Give the records back in full, exactly as they read.

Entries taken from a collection
▼

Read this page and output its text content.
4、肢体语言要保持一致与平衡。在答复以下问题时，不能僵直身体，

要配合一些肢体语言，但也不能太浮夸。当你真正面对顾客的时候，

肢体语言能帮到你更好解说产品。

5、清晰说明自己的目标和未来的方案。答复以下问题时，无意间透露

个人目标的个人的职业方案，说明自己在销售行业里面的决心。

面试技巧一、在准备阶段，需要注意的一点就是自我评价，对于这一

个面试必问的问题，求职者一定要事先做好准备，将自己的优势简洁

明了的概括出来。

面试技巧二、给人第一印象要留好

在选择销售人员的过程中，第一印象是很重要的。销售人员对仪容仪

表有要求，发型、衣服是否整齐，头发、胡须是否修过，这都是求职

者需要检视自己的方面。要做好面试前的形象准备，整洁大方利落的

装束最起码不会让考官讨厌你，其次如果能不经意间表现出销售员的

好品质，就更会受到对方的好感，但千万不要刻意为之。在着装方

▲

Problem solution
Read this page and output its text content.
4、肢体语言要保持一致与平衡。在答复以下问题时，不能僵直身体，

要配合一些肢体语言，但也不能太浮夸。当你真正面对顾客的时候，

肢体语言能帮到你更好解说产品。

5、清晰说明自己的目标和未来的方案。答复以下问题时，无意间透露

个人目标的个人的职业方案，说明自己在销售行业里面的决心。

面试技巧一、在准备阶段，需要注意的一点就是自我评价，对于这一

个面试必问的问题，求职者一定要事先做好准备，将自己的优势简洁

明了的概括出来。

面试技巧二、给人第一印象要留好

在选择销售人员的过程中，第一印象是很重要的。销售人员对仪容仪

表有要求，发型、衣服是否整齐，头发、胡须是否修过，这都是求职

者需要检视自己的方面。要做好面试前的形象准备，整洁大方利落的

装束最起码不会让考官讨厌你，其次如果能不经意间表现出销售员的

好品质，就更会受到对方的好感，但千万不要刻意为之。在着装方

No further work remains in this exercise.